▶ **Information supplied**:
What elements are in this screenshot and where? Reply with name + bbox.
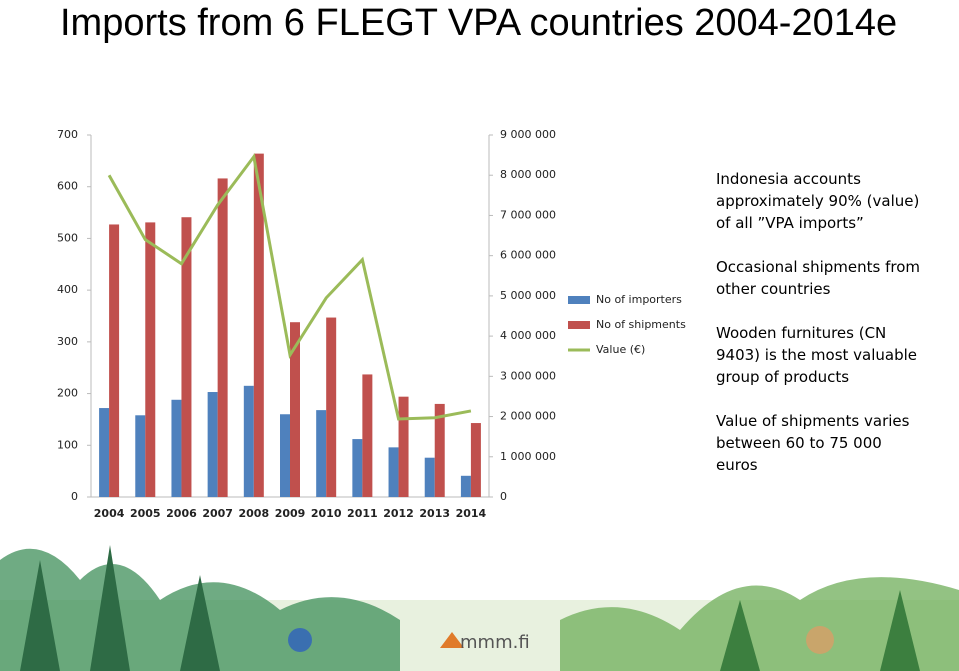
bar — [135, 415, 146, 497]
bar — [470, 423, 481, 497]
bar — [171, 399, 182, 497]
bar — [109, 224, 120, 498]
logo-mark — [440, 632, 464, 648]
landscape — [0, 545, 959, 671]
bar — [145, 222, 156, 497]
trees — [20, 545, 220, 671]
x-tick-label: 2011 — [347, 507, 378, 520]
y-tick-label: 400 — [57, 283, 78, 296]
bar — [99, 408, 110, 497]
logo: mmm.fi — [460, 632, 530, 653]
y2-tick-label: 4 000 000 — [500, 329, 556, 342]
x-tick-label: 2014 — [456, 507, 487, 520]
y-tick-label: 500 — [57, 231, 78, 244]
bar — [460, 475, 471, 497]
x-tick-label: 2006 — [166, 507, 197, 520]
bar — [207, 392, 218, 497]
y2-tick-label: 9 000 000 — [500, 128, 556, 141]
bar — [388, 447, 399, 497]
bar — [326, 317, 337, 497]
line-series — [107, 153, 472, 421]
bar — [424, 457, 435, 497]
note: Indonesia accounts approximately 90% (va… — [716, 170, 920, 232]
y-tick-label: 600 — [57, 180, 78, 193]
bar — [352, 439, 363, 497]
x-tick-label: 2009 — [275, 507, 306, 520]
y2-tick-label: 2 000 000 — [500, 410, 556, 423]
legend-label: No of shipments — [596, 318, 686, 331]
y-tick-label: 100 — [57, 438, 78, 451]
x-tick-label: 2012 — [383, 507, 414, 520]
x-tick-label: 2004 — [94, 507, 125, 520]
bar — [181, 217, 192, 497]
y-tick-label: 700 — [57, 128, 78, 141]
mushroom — [806, 626, 834, 654]
bar — [434, 403, 445, 497]
trees — [720, 590, 920, 671]
note: Occasional shipments from other countrie… — [716, 258, 921, 298]
y2-tick-label: 3 000 000 — [500, 369, 556, 382]
hills — [560, 577, 959, 671]
bar — [217, 178, 228, 497]
legend-swatch — [568, 296, 590, 304]
y2-tick-label: 5 000 000 — [500, 289, 556, 302]
y2-tick-label: 7 000 000 — [500, 208, 556, 221]
bar — [316, 410, 327, 497]
x-tick-label: 2007 — [202, 507, 233, 520]
y-tick-label: 200 — [57, 387, 78, 400]
x-tick-label: 2005 — [130, 507, 161, 520]
y2-tick-label: 1 000 000 — [500, 450, 556, 463]
x-tick-label: 2008 — [239, 507, 270, 520]
slide-title: Imports from 6 FLEGT VPA countries 2004-… — [60, 2, 898, 44]
bar — [243, 385, 254, 497]
legend-label: Value (€) — [596, 343, 645, 356]
y-tick-label: 0 — [71, 490, 78, 503]
legend-swatch — [568, 321, 590, 329]
y2-tick-label: 0 — [500, 490, 507, 503]
note: Value of shipments varies between 60 to … — [716, 412, 910, 474]
y2-tick-label: 6 000 000 — [500, 249, 556, 262]
notes: Indonesia accounts approximately 90% (va… — [716, 168, 921, 498]
legend-label: No of importers — [596, 293, 682, 306]
bar — [290, 322, 300, 497]
bar — [398, 396, 409, 497]
y-tick-label: 300 — [57, 335, 78, 348]
x-tick-label: 2010 — [311, 507, 342, 520]
bar — [253, 153, 264, 498]
bar — [280, 414, 290, 497]
x-tick-label: 2013 — [419, 507, 450, 520]
bar — [362, 374, 373, 497]
y2-tick-label: 8 000 000 — [500, 168, 556, 181]
note: Wooden furnitures (CN 9403) is the most … — [716, 324, 918, 386]
berry — [288, 628, 312, 652]
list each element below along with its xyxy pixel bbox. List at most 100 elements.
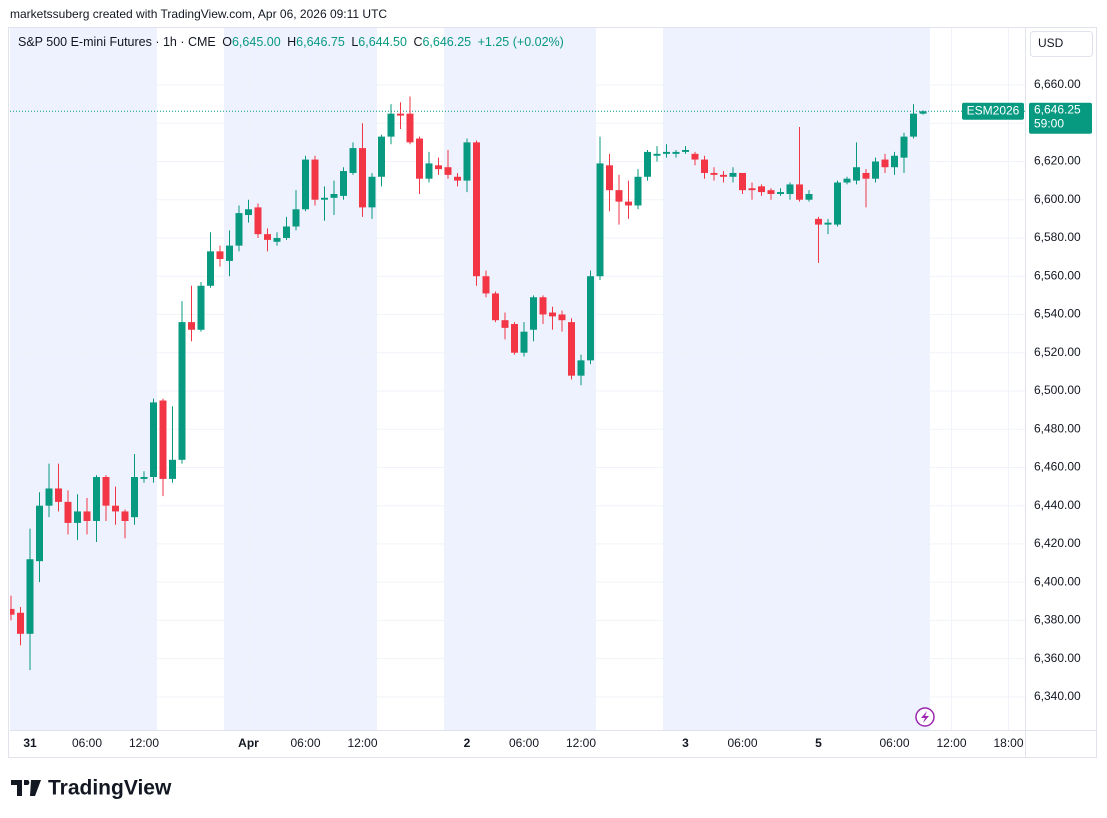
y-tick-label: 6,660.00 [1034,77,1081,91]
price-tag: ESM2026 6,646.25 59:00 [962,102,1092,134]
y-tick-label: 6,540.00 [1034,307,1081,321]
candle-body [330,193,338,198]
candle-body [235,213,243,246]
candle-body [55,488,62,502]
candle-body [425,163,433,179]
candle-body [701,159,708,173]
candle-body [615,190,623,202]
candle-body [26,559,34,634]
candle-body [159,400,167,479]
candle-body [435,165,442,170]
ohlc-label: H [287,35,296,49]
candle-body [653,153,661,156]
candle-body [254,207,262,235]
candle-body [520,331,528,353]
y-tick-label: 6,580.00 [1034,230,1081,244]
candle-body [853,167,860,181]
candle-body [919,111,927,114]
candle-body [862,172,870,179]
ohlc-value: 6,644.50 [358,35,407,49]
candle-body [311,159,319,200]
candle-body [739,172,746,191]
candle-body [549,312,556,317]
y-tick-label: 6,400.00 [1034,574,1081,588]
candle-body [102,477,110,506]
attribution: marketssuberg created with TradingView.c… [10,7,387,21]
axes: 6,340.00 6,360.00 6,380.00 6,400.00 6,420.00… [23,77,1081,750]
candle-body [444,167,452,175]
candle-body [406,113,414,143]
candle-body [74,511,81,523]
event-bolt[interactable] [921,711,929,723]
x-tick-label: 06:00 [72,736,102,750]
candle-body [796,184,803,200]
currency-button[interactable] [1030,31,1093,57]
candle-body [777,192,784,194]
currency[interactable]: USD [1038,36,1064,50]
candle-body [872,161,879,179]
candle-body [786,184,794,194]
symbol-tag-text: ESM2026 [967,103,1020,117]
candle-body [691,153,699,160]
y-tick-label: 6,500.00 [1034,383,1081,397]
candle-body [93,477,100,521]
candle-body [150,402,157,478]
candle-body [634,176,642,206]
candle-body [140,477,148,479]
change: +1.25 (+0.02%) [478,35,564,49]
ohlc-label: C [413,35,422,49]
price-tag-countdown: 59:00 [1034,116,1064,130]
candle-body [530,297,537,330]
candle-body [501,320,509,328]
candle-body [644,151,651,177]
y-tick-label: 6,520.00 [1034,345,1081,359]
x-tick-label: 2 [464,736,471,750]
x-tick-label: 12:00 [566,736,596,750]
candle-body [112,505,119,512]
candle-body [121,511,129,521]
x-tick-label: 06:00 [509,736,539,750]
x-tick-label: 12:00 [936,736,966,750]
x-tick-label: 06:00 [290,736,320,750]
candle-body [758,186,765,193]
candle-body [606,165,613,191]
candle-body [64,501,72,523]
candle-body [511,324,518,353]
candle-body [378,136,385,177]
candle-body [805,193,813,200]
candle-body [10,608,15,615]
candle-body [568,322,575,376]
y-tick-label: 6,440.00 [1034,498,1081,512]
candle-body [587,276,594,361]
candle-body [368,176,376,208]
price-tag-price: 6,646.25 [1034,102,1081,116]
candle-body [359,148,366,208]
candle-body [226,245,233,261]
candle-body [463,142,471,181]
y-tick-label: 6,360.00 [1034,651,1081,665]
y-tick-label: 6,620.00 [1034,154,1081,168]
candle-body [131,477,138,518]
y-tick-label: 6,480.00 [1034,421,1081,435]
candle-body [17,612,24,634]
candle-body [577,360,585,376]
candle-body [416,138,423,179]
y-tick-label: 6,340.00 [1034,689,1081,703]
y-tick-label: 6,600.00 [1034,192,1081,206]
x-tick-label: 06:00 [879,736,909,750]
x-tick-label: 06:00 [727,736,757,750]
y-tick-label: 6,460.00 [1034,460,1081,474]
candle-body [283,226,290,238]
candle-body [302,159,309,210]
event-icon[interactable] [915,707,935,727]
candle-body [273,237,281,242]
candle-body [197,285,205,330]
candle-body [178,322,186,460]
x-tick-label: 3 [682,736,689,750]
ohlc-label: O [222,35,232,49]
candle-body [83,511,91,521]
candle-body [292,209,300,227]
candles [10,96,927,671]
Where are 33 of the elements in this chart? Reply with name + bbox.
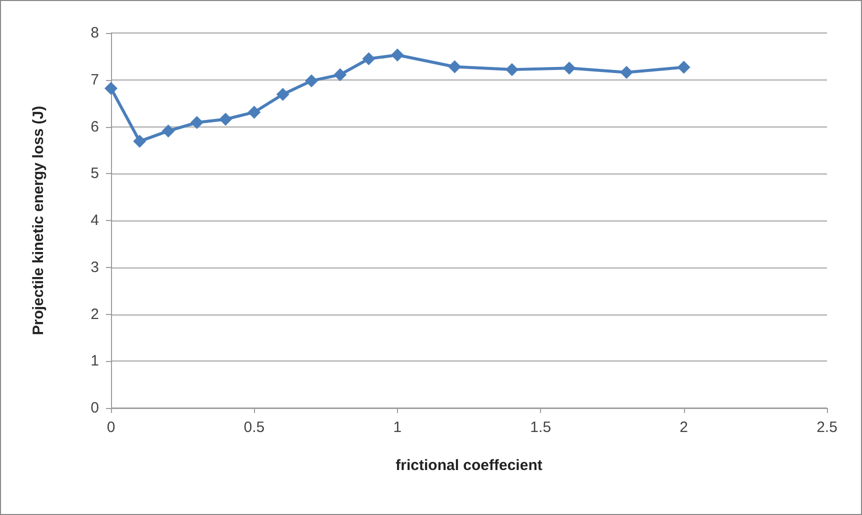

▶ **What is being asked**:
Copy every row again with "bbox" replaced by "bounding box" and no other changes. Leave the pictures out.

▶ **Exercise output**:
What elements are in this screenshot and where? Reply with name + bounding box.
bar — [135, 415, 146, 497]
bar — [470, 423, 481, 497]
bar — [171, 399, 182, 497]
bar — [109, 224, 120, 498]
logo-mark — [440, 632, 464, 648]
landscape — [0, 545, 959, 671]
bar — [145, 222, 156, 497]
trees — [20, 545, 220, 671]
x-tick-label: 2011 — [347, 507, 378, 520]
y-tick-label: 400 — [57, 283, 78, 296]
bar — [99, 408, 110, 497]
logo: mmm.fi — [460, 632, 530, 653]
y2-tick-label: 4 000 000 — [500, 329, 556, 342]
x-tick-label: 2014 — [456, 507, 487, 520]
y-tick-label: 500 — [57, 231, 78, 244]
bar — [460, 475, 471, 497]
x-tick-label: 2006 — [166, 507, 197, 520]
bar — [207, 392, 218, 497]
y2-tick-label: 9 000 000 — [500, 128, 556, 141]
bar — [388, 447, 399, 497]
bar — [326, 317, 337, 497]
line-series — [107, 153, 472, 421]
bar — [424, 457, 435, 497]
note: Indonesia accounts approximately 90% (va… — [716, 170, 920, 232]
y-tick-label: 600 — [57, 180, 78, 193]
bar — [352, 439, 363, 497]
x-tick-label: 2009 — [275, 507, 306, 520]
y2-tick-label: 2 000 000 — [500, 410, 556, 423]
legend-label: No of shipments — [596, 318, 686, 331]
y-tick-label: 100 — [57, 438, 78, 451]
x-tick-label: 2012 — [383, 507, 414, 520]
x-tick-label: 2004 — [94, 507, 125, 520]
bar — [181, 217, 192, 497]
y-tick-label: 700 — [57, 128, 78, 141]
mushroom — [806, 626, 834, 654]
bar — [434, 403, 445, 497]
trees — [720, 590, 920, 671]
note: Occasional shipments from other countrie… — [716, 258, 921, 298]
y2-tick-label: 3 000 000 — [500, 369, 556, 382]
hills — [560, 577, 959, 671]
bar — [217, 178, 228, 497]
legend-swatch — [568, 296, 590, 304]
y2-tick-label: 5 000 000 — [500, 289, 556, 302]
y2-tick-label: 7 000 000 — [500, 208, 556, 221]
bar — [316, 410, 327, 497]
x-tick-label: 2007 — [202, 507, 233, 520]
y-tick-label: 200 — [57, 387, 78, 400]
x-tick-label: 2005 — [130, 507, 161, 520]
y2-tick-label: 1 000 000 — [500, 450, 556, 463]
x-tick-label: 2008 — [239, 507, 270, 520]
slide-title: Imports from 6 FLEGT VPA countries 2004-… — [60, 2, 898, 44]
bar — [243, 385, 254, 497]
legend-label: Value (€) — [596, 343, 645, 356]
y-tick-label: 0 — [71, 490, 78, 503]
legend-swatch — [568, 321, 590, 329]
y2-tick-label: 0 — [500, 490, 507, 503]
note: Value of shipments varies between 60 to … — [716, 412, 910, 474]
y2-tick-label: 6 000 000 — [500, 249, 556, 262]
notes: Indonesia accounts approximately 90% (va… — [716, 168, 921, 498]
legend-label: No of importers — [596, 293, 682, 306]
bar — [290, 322, 300, 497]
bar — [398, 396, 409, 497]
y-tick-label: 300 — [57, 335, 78, 348]
x-tick-label: 2010 — [311, 507, 342, 520]
bar — [253, 153, 264, 498]
bar — [280, 414, 290, 497]
x-tick-label: 2013 — [419, 507, 450, 520]
bar — [362, 374, 373, 497]
y2-tick-label: 8 000 000 — [500, 168, 556, 181]
note: Wooden furnitures (CN 9403) is the most … — [716, 324, 918, 386]
berry — [288, 628, 312, 652]
list each element below along with its xyxy pixel bounding box. List at most 100 elements.
y-tick-label: 6,660.00 [1034,77,1081,91]
price-tag: ESM2026 6,646.25 59:00 [962,102,1092,134]
y-tick-label: 6,540.00 [1034,307,1081,321]
candle-body [330,193,338,198]
candle-body [235,213,243,246]
candle-body [55,488,62,502]
candle-body [425,163,433,179]
candle-body [701,159,708,173]
candle-body [615,190,623,202]
candle-body [26,559,34,634]
candle-body [159,400,167,479]
candle-body [435,165,442,170]
ohlc-label: H [287,35,296,49]
candle-body [653,153,661,156]
candle-body [254,207,262,235]
candle-body [520,331,528,353]
y-tick-label: 6,580.00 [1034,230,1081,244]
candle-body [853,167,860,181]
candle-body [919,111,927,114]
candle-body [862,172,870,179]
ohlc-value: 6,644.50 [358,35,407,49]
candle-body [311,159,319,200]
candle-body [739,172,746,191]
candle-body [549,312,556,317]
y-tick-label: 6,400.00 [1034,574,1081,588]
candle-body [102,477,110,506]
attribution: marketssuberg created with TradingView.c… [10,7,387,21]
axes: 6,340.00 6,360.00 6,380.00 6,400.00 6,420.00… [23,77,1081,750]
candle-body [444,167,452,175]
candle-body [406,113,414,143]
candle-body [74,511,81,523]
event-bolt[interactable] [921,711,929,723]
x-tick-label: 06:00 [72,736,102,750]
candle-body [796,184,803,200]
currency-button[interactable] [1030,31,1093,57]
candle-body [777,192,784,194]
currency[interactable]: USD [1038,36,1064,50]
candle-body [872,161,879,179]
candle-body [786,184,794,194]
symbol-tag-text: ESM2026 [967,103,1020,117]
candle-body [691,153,699,160]
y-tick-label: 6,500.00 [1034,383,1081,397]
candle-body [93,477,100,521]
candle-body [150,402,157,478]
candle-body [634,176,642,206]
candle-body [140,477,148,479]
change: +1.25 (+0.02%) [478,35,564,49]
ohlc-label: C [413,35,422,49]
price-tag-countdown: 59:00 [1034,116,1064,130]
candle-body [530,297,537,330]
candle-body [501,320,509,328]
candle-body [644,151,651,177]
y-tick-label: 6,520.00 [1034,345,1081,359]
x-tick-label: 2 [464,736,471,750]
x-tick-label: 12:00 [566,736,596,750]
candle-body [112,505,119,512]
candle-body [121,511,129,521]
x-tick-label: 06:00 [509,736,539,750]
x-tick-label: 12:00 [936,736,966,750]
x-tick-label: 06:00 [290,736,320,750]
candle-body [758,186,765,193]
candle-body [606,165,613,191]
candle-body [64,501,72,523]
candle-body [511,324,518,353]
candle-body [378,136,385,177]
candle-body [805,193,813,200]
candle-body [10,608,15,615]
candle-body [568,322,575,376]
y-tick-label: 6,440.00 [1034,498,1081,512]
candle-body [587,276,594,361]
candle-body [368,176,376,208]
price-tag-price: 6,646.25 [1034,102,1081,116]
candle-body [359,148,366,208]
candle-body [226,245,233,261]
candle-body [463,142,471,181]
y-tick-label: 6,360.00 [1034,651,1081,665]
y-tick-label: 6,620.00 [1034,154,1081,168]
candle-body [131,477,138,518]
y-tick-label: 6,480.00 [1034,421,1081,435]
candle-body [17,612,24,634]
candle-body [577,360,585,376]
candle-body [416,138,423,179]
y-tick-label: 6,340.00 [1034,689,1081,703]
y-tick-label: 6,600.00 [1034,192,1081,206]
x-tick-label: 06:00 [879,736,909,750]
x-tick-label: 06:00 [727,736,757,750]
y-tick-label: 6,460.00 [1034,460,1081,474]
candle-body [283,226,290,238]
candle-body [302,159,309,210]
event-icon[interactable] [915,707,935,727]
candle-body [273,237,281,242]
candle-body [197,285,205,330]
candle-body [178,322,186,460]
x-tick-label: 3 [682,736,689,750]
ohlc-label: O [222,35,232,49]
candle-body [83,511,91,521]
candle-body [292,209,300,227]
candles [10,96,927,671]
Where are 33 of the elements in this chart? Reply with name + bounding box.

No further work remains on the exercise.